• Work instructions: Copy the records below exactly as they are written.

(Entries with figure data)
** start **

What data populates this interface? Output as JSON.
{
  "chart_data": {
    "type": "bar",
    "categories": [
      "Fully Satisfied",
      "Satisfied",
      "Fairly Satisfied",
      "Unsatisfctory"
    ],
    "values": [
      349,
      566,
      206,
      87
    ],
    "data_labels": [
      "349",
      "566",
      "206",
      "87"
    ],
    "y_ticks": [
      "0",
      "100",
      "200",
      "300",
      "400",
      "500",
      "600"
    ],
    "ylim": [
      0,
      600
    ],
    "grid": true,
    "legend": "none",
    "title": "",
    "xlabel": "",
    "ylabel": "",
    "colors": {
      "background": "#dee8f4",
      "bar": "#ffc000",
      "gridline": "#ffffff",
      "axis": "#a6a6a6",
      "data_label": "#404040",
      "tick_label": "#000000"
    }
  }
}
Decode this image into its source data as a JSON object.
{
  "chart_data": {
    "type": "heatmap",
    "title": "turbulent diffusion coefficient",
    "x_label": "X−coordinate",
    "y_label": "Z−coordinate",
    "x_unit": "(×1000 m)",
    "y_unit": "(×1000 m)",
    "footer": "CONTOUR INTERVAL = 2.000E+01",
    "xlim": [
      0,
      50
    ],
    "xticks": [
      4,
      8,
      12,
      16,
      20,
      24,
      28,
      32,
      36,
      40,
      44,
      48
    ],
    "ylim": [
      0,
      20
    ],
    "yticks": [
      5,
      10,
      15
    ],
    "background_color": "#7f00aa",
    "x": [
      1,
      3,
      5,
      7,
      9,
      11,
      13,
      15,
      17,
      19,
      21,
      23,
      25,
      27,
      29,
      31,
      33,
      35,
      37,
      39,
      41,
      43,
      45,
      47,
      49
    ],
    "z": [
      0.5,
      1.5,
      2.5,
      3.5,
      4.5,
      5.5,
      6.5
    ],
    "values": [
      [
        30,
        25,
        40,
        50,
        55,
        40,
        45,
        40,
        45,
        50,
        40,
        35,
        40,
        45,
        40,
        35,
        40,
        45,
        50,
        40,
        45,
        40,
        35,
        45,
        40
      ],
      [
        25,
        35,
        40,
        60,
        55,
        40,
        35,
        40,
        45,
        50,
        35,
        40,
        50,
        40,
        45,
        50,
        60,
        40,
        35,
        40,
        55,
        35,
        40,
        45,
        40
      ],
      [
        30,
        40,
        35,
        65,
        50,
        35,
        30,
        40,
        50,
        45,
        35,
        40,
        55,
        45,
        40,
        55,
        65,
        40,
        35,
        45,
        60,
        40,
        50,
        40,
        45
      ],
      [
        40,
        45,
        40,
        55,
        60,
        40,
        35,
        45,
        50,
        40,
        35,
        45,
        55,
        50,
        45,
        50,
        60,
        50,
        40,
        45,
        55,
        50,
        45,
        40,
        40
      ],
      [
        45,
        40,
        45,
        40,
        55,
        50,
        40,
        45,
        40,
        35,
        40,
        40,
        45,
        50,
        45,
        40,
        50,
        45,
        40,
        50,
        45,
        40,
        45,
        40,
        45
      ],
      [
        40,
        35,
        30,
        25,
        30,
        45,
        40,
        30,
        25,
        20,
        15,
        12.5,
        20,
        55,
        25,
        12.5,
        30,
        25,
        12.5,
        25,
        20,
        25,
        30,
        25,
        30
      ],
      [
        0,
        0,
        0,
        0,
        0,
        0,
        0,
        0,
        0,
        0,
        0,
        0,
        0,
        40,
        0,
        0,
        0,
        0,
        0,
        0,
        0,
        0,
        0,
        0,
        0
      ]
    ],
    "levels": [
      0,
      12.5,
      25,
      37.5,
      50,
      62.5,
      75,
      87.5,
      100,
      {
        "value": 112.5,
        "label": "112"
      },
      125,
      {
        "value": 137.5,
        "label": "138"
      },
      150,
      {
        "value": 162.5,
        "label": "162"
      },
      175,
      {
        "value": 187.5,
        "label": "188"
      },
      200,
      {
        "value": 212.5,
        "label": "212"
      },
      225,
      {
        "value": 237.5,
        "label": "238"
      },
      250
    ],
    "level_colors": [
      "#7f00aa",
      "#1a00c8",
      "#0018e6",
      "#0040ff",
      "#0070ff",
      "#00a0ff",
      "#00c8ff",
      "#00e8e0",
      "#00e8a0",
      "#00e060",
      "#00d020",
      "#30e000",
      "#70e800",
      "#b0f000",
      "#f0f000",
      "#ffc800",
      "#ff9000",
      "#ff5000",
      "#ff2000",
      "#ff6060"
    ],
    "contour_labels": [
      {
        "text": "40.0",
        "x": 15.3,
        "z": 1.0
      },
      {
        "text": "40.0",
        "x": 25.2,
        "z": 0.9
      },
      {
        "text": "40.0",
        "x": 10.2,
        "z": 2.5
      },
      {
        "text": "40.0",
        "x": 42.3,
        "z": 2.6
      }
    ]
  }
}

** end **

• Completed task:
What data populates this interface? Output as JSON.
{
  "chart_data": {
    "type": "bar",
    "categories": [
      "Fully Satisfied",
      "Satisfied",
      "Fairly Satisfied",
      "Unsatisfctory"
    ],
    "values": [
      349,
      566,
      206,
      87
    ],
    "data_labels": [
      "349",
      "566",
      "206",
      "87"
    ],
    "y_ticks": [
      "0",
      "100",
      "200",
      "300",
      "400",
      "500",
      "600"
    ],
    "ylim": [
      0,
      600
    ],
    "grid": true,
    "legend": "none",
    "title": "",
    "xlabel": "",
    "ylabel": "",
    "colors": {
      "background": "#dee8f4",
      "bar": "#ffc000",
      "gridline": "#ffffff",
      "axis": "#a6a6a6",
      "data_label": "#404040",
      "tick_label": "#000000"
    }
  }
}
Decode this image into its source data as a JSON object.
{
  "chart_data": {
    "type": "heatmap",
    "title": "turbulent diffusion coefficient",
    "x_label": "X−coordinate",
    "y_label": "Z−coordinate",
    "x_unit": "(×1000 m)",
    "y_unit": "(×1000 m)",
    "footer": "CONTOUR INTERVAL = 2.000E+01",
    "xlim": [
      0,
      50
    ],
    "xticks": [
      4,
      8,
      12,
      16,
      20,
      24,
      28,
      32,
      36,
      40,
      44,
      48
    ],
    "ylim": [
      0,
      20
    ],
    "yticks": [
      5,
      10,
      15
    ],
    "background_color": "#7f00aa",
    "x": [
      1,
      3,
      5,
      7,
      9,
      11,
      13,
      15,
      17,
      19,
      21,
      23,
      25,
      27,
      29,
      31,
      33,
      35,
      37,
      39,
      41,
      43,
      45,
      47,
      49
    ],
    "z": [
      0.5,
      1.5,
      2.5,
      3.5,
      4.5,
      5.5,
      6.5
    ],
    "values": [
      [
        30,
        25,
        40,
        50,
        55,
        40,
        45,
        40,
        45,
        50,
        40,
        35,
        40,
        45,
        40,
        35,
        40,
        45,
        50,
        40,
        45,
        40,
        35,
        45,
        40
      ],
      [
        25,
        35,
        40,
        60,
        55,
        40,
        35,
        40,
        45,
        50,
        35,
        40,
        50,
        40,
        45,
        50,
        60,
        40,
        35,
        40,
        55,
        35,
        40,
        45,
        40
      ],
      [
        30,
        40,
        35,
        65,
        50,
        35,
        30,
        40,
        50,
        45,
        35,
        40,
        55,
        45,
        40,
        55,
        65,
        40,
        35,
        45,
        60,
        40,
        50,
        40,
        45
      ],
      [
        40,
        45,
        40,
        55,
        60,
        40,
        35,
        45,
        50,
        40,
        35,
        45,
        55,
        50,
        45,
        50,
        60,
        50,
        40,
        45,
        55,
        50,
        45,
        40,
        40
      ],
      [
        45,
        40,
        45,
        40,
        55,
        50,
        40,
        45,
        40,
        35,
        40,
        40,
        45,
        50,
        45,
        40,
        50,
        45,
        40,
        50,
        45,
        40,
        45,
        40,
        45
      ],
      [
        40,
        35,
        30,
        25,
        30,
        45,
        40,
        30,
        25,
        20,
        15,
        12.5,
        20,
        55,
        25,
        12.5,
        30,
        25,
        12.5,
        25,
        20,
        25,
        30,
        25,
        30
      ],
      [
        0,
        0,
        0,
        0,
        0,
        0,
        0,
        0,
        0,
        0,
        0,
        0,
        0,
        40,
        0,
        0,
        0,
        0,
        0,
        0,
        0,
        0,
        0,
        0,
        0
      ]
    ],
    "levels": [
      0,
      12.5,
      25,
      37.5,
      50,
      62.5,
      75,
      87.5,
      100,
      {
        "value": 112.5,
        "label": "112"
      },
      125,
      {
        "value": 137.5,
        "label": "138"
      },
      150,
      {
        "value": 162.5,
        "label": "162"
      },
      175,
      {
        "value": 187.5,
        "label": "188"
      },
      200,
      {
        "value": 212.5,
        "label": "212"
      },
      225,
      {
        "value": 237.5,
        "label": "238"
      },
      250
    ],
    "level_colors": [
      "#7f00aa",
      "#1a00c8",
      "#0018e6",
      "#0040ff",
      "#0070ff",
      "#00a0ff",
      "#00c8ff",
      "#00e8e0",
      "#00e8a0",
      "#00e060",
      "#00d020",
      "#30e000",
      "#70e800",
      "#b0f000",
      "#f0f000",
      "#ffc800",
      "#ff9000",
      "#ff5000",
      "#ff2000",
      "#ff6060"
    ],
    "contour_labels": [
      {
        "text": "40.0",
        "x": 15.3,
        "z": 1.0
      },
      {
        "text": "40.0",
        "x": 25.2,
        "z": 0.9
      },
      {
        "text": "40.0",
        "x": 10.2,
        "z": 2.5
      },
      {
        "text": "40.0",
        "x": 42.3,
        "z": 2.6
      }
    ]
  }
}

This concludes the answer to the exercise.